(Data tied to figure images)
((

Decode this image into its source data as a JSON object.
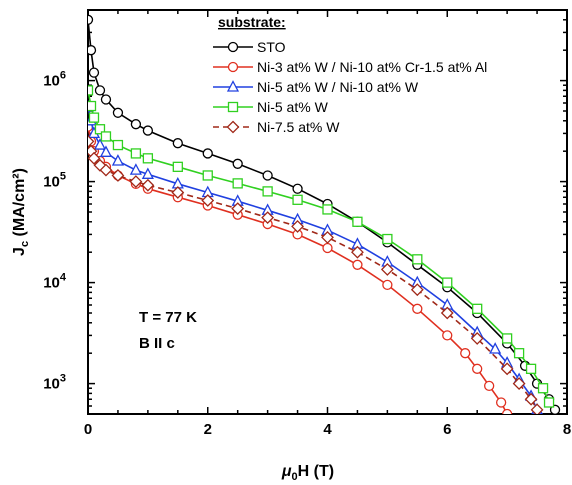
{
  "chart_data": {
    "type": "line",
    "title": "",
    "xlabel_main": "μ",
    "xlabel_sub": "0",
    "xlabel_rest": "H (T)",
    "ylabel_main": "J",
    "ylabel_sub": "c",
    "ylabel_rest": " (MA/cm²)",
    "xlim": [
      0,
      8
    ],
    "ylim_log": [
      500,
      5000000
    ],
    "y_scale": "log",
    "x_ticks": [
      "0",
      "2",
      "4",
      "6",
      "8"
    ],
    "x_tick_values": [
      0,
      2,
      4,
      6,
      8
    ],
    "y_ticks": [
      {
        "mantissa": "10",
        "exp": "3",
        "value": 1000
      },
      {
        "mantissa": "10",
        "exp": "4",
        "value": 10000
      },
      {
        "mantissa": "10",
        "exp": "5",
        "value": 100000
      },
      {
        "mantissa": "10",
        "exp": "6",
        "value": 1000000
      }
    ],
    "legend_title": "substrate:",
    "legend_position": "top-right",
    "annotations": [
      "T = 77 K",
      "B II c"
    ],
    "series": [
      {
        "name": "STO",
        "color": "#000000",
        "marker": "circle",
        "dashed": false,
        "x": [
          0,
          0.05,
          0.1,
          0.2,
          0.3,
          0.5,
          0.8,
          1.0,
          1.5,
          2.0,
          2.5,
          3.0,
          3.5,
          4.0,
          4.5,
          5.0,
          5.5,
          6.0,
          6.5,
          7.0,
          7.3,
          7.5,
          7.7,
          7.8
        ],
        "y": [
          4000000,
          2000000,
          1200000,
          800000,
          650000,
          480000,
          370000,
          320000,
          240000,
          190000,
          150000,
          115000,
          85000,
          60000,
          40000,
          25000,
          15000,
          9000,
          5000,
          2500,
          1500,
          1000,
          700,
          550
        ]
      },
      {
        "name": "Ni-3 at% W / Ni-10 at% Cr-1.5 at% Al",
        "color": "#e03020",
        "marker": "circle",
        "dashed": false,
        "x": [
          0,
          0.05,
          0.1,
          0.2,
          0.3,
          0.5,
          0.8,
          1.0,
          1.5,
          2.0,
          2.5,
          3.0,
          3.5,
          4.0,
          4.5,
          5.0,
          5.5,
          6.0,
          6.3,
          6.5,
          6.7,
          6.9,
          7.0
        ],
        "y": [
          350000,
          250000,
          200000,
          160000,
          140000,
          115000,
          95000,
          85000,
          70000,
          58000,
          47000,
          38000,
          30000,
          22000,
          15000,
          9500,
          5500,
          3000,
          2000,
          1400,
          950,
          650,
          500
        ]
      },
      {
        "name": "Ni-5 at% W / Ni-10 at% W",
        "color": "#2040e0",
        "marker": "triangle",
        "dashed": false,
        "x": [
          0,
          0.05,
          0.1,
          0.2,
          0.3,
          0.5,
          0.8,
          1.0,
          1.5,
          2.0,
          2.5,
          3.0,
          3.5,
          4.0,
          4.5,
          5.0,
          5.5,
          6.0,
          6.5,
          6.8,
          7.0,
          7.2,
          7.4,
          7.5
        ],
        "y": [
          550000,
          400000,
          300000,
          230000,
          195000,
          160000,
          130000,
          118000,
          95000,
          78000,
          64000,
          52000,
          42000,
          33000,
          24000,
          16000,
          10000,
          6000,
          3200,
          2200,
          1600,
          1100,
          750,
          550
        ]
      },
      {
        "name": "Ni-5 at% W",
        "color": "#30d020",
        "marker": "square",
        "dashed": false,
        "x": [
          0,
          0.05,
          0.1,
          0.2,
          0.3,
          0.5,
          0.8,
          1.0,
          1.5,
          2.0,
          2.5,
          3.0,
          3.5,
          4.0,
          4.5,
          5.0,
          5.5,
          6.0,
          6.5,
          7.0,
          7.2,
          7.4,
          7.6,
          7.7
        ],
        "y": [
          800000,
          560000,
          430000,
          330000,
          280000,
          230000,
          190000,
          170000,
          140000,
          115000,
          96000,
          80000,
          66000,
          53000,
          40000,
          27000,
          17000,
          10000,
          5500,
          2800,
          2000,
          1400,
          900,
          650
        ]
      },
      {
        "name": "Ni-7.5 at% W",
        "color": "#a02818",
        "marker": "diamond",
        "dashed": true,
        "x": [
          0,
          0.05,
          0.1,
          0.2,
          0.3,
          0.5,
          0.8,
          1.0,
          1.5,
          2.0,
          2.5,
          3.0,
          3.5,
          4.0,
          4.5,
          5.0,
          5.5,
          6.0,
          6.5,
          7.0,
          7.2,
          7.4,
          7.5
        ],
        "y": [
          250000,
          200000,
          170000,
          145000,
          130000,
          115000,
          100000,
          92000,
          78000,
          65000,
          54000,
          44000,
          36000,
          28000,
          20000,
          13500,
          8500,
          5000,
          2800,
          1400,
          1000,
          700,
          550
        ]
      }
    ]
  }
}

))

* [Task brief]
Retype every record above exactly as written, but leave out the pictures.

* [Answer for this exercise]
Decode this image into its source data as a JSON object.
{
  "chart_data": {
    "type": "line",
    "title": "",
    "xlabel_main": "μ",
    "xlabel_sub": "0",
    "xlabel_rest": "H (T)",
    "ylabel_main": "J",
    "ylabel_sub": "c",
    "ylabel_rest": " (MA/cm²)",
    "xlim": [
      0,
      8
    ],
    "ylim_log": [
      500,
      5000000
    ],
    "y_scale": "log",
    "x_ticks": [
      "0",
      "2",
      "4",
      "6",
      "8"
    ],
    "x_tick_values": [
      0,
      2,
      4,
      6,
      8
    ],
    "y_ticks": [
      {
        "mantissa": "10",
        "exp": "3",
        "value": 1000
      },
      {
        "mantissa": "10",
        "exp": "4",
        "value": 10000
      },
      {
        "mantissa": "10",
        "exp": "5",
        "value": 100000
      },
      {
        "mantissa": "10",
        "exp": "6",
        "value": 1000000
      }
    ],
    "legend_title": "substrate:",
    "legend_position": "top-right",
    "annotations": [
      "T = 77 K",
      "B II c"
    ],
    "series": [
      {
        "name": "STO",
        "color": "#000000",
        "marker": "circle",
        "dashed": false,
        "x": [
          0,
          0.05,
          0.1,
          0.2,
          0.3,
          0.5,
          0.8,
          1.0,
          1.5,
          2.0,
          2.5,
          3.0,
          3.5,
          4.0,
          4.5,
          5.0,
          5.5,
          6.0,
          6.5,
          7.0,
          7.3,
          7.5,
          7.7,
          7.8
        ],
        "y": [
          4000000,
          2000000,
          1200000,
          800000,
          650000,
          480000,
          370000,
          320000,
          240000,
          190000,
          150000,
          115000,
          85000,
          60000,
          40000,
          25000,
          15000,
          9000,
          5000,
          2500,
          1500,
          1000,
          700,
          550
        ]
      },
      {
        "name": "Ni-3 at% W / Ni-10 at% Cr-1.5 at% Al",
        "color": "#e03020",
        "marker": "circle",
        "dashed": false,
        "x": [
          0,
          0.05,
          0.1,
          0.2,
          0.3,
          0.5,
          0.8,
          1.0,
          1.5,
          2.0,
          2.5,
          3.0,
          3.5,
          4.0,
          4.5,
          5.0,
          5.5,
          6.0,
          6.3,
          6.5,
          6.7,
          6.9,
          7.0
        ],
        "y": [
          350000,
          250000,
          200000,
          160000,
          140000,
          115000,
          95000,
          85000,
          70000,
          58000,
          47000,
          38000,
          30000,
          22000,
          15000,
          9500,
          5500,
          3000,
          2000,
          1400,
          950,
          650,
          500
        ]
      },
      {
        "name": "Ni-5 at% W / Ni-10 at% W",
        "color": "#2040e0",
        "marker": "triangle",
        "dashed": false,
        "x": [
          0,
          0.05,
          0.1,
          0.2,
          0.3,
          0.5,
          0.8,
          1.0,
          1.5,
          2.0,
          2.5,
          3.0,
          3.5,
          4.0,
          4.5,
          5.0,
          5.5,
          6.0,
          6.5,
          6.8,
          7.0,
          7.2,
          7.4,
          7.5
        ],
        "y": [
          550000,
          400000,
          300000,
          230000,
          195000,
          160000,
          130000,
          118000,
          95000,
          78000,
          64000,
          52000,
          42000,
          33000,
          24000,
          16000,
          10000,
          6000,
          3200,
          2200,
          1600,
          1100,
          750,
          550
        ]
      },
      {
        "name": "Ni-5 at% W",
        "color": "#30d020",
        "marker": "square",
        "dashed": false,
        "x": [
          0,
          0.05,
          0.1,
          0.2,
          0.3,
          0.5,
          0.8,
          1.0,
          1.5,
          2.0,
          2.5,
          3.0,
          3.5,
          4.0,
          4.5,
          5.0,
          5.5,
          6.0,
          6.5,
          7.0,
          7.2,
          7.4,
          7.6,
          7.7
        ],
        "y": [
          800000,
          560000,
          430000,
          330000,
          280000,
          230000,
          190000,
          170000,
          140000,
          115000,
          96000,
          80000,
          66000,
          53000,
          40000,
          27000,
          17000,
          10000,
          5500,
          2800,
          2000,
          1400,
          900,
          650
        ]
      },
      {
        "name": "Ni-7.5 at% W",
        "color": "#a02818",
        "marker": "diamond",
        "dashed": true,
        "x": [
          0,
          0.05,
          0.1,
          0.2,
          0.3,
          0.5,
          0.8,
          1.0,
          1.5,
          2.0,
          2.5,
          3.0,
          3.5,
          4.0,
          4.5,
          5.0,
          5.5,
          6.0,
          6.5,
          7.0,
          7.2,
          7.4,
          7.5
        ],
        "y": [
          250000,
          200000,
          170000,
          145000,
          130000,
          115000,
          100000,
          92000,
          78000,
          65000,
          54000,
          44000,
          36000,
          28000,
          20000,
          13500,
          8500,
          5000,
          2800,
          1400,
          1000,
          700,
          550
        ]
      }
    ]
  }
}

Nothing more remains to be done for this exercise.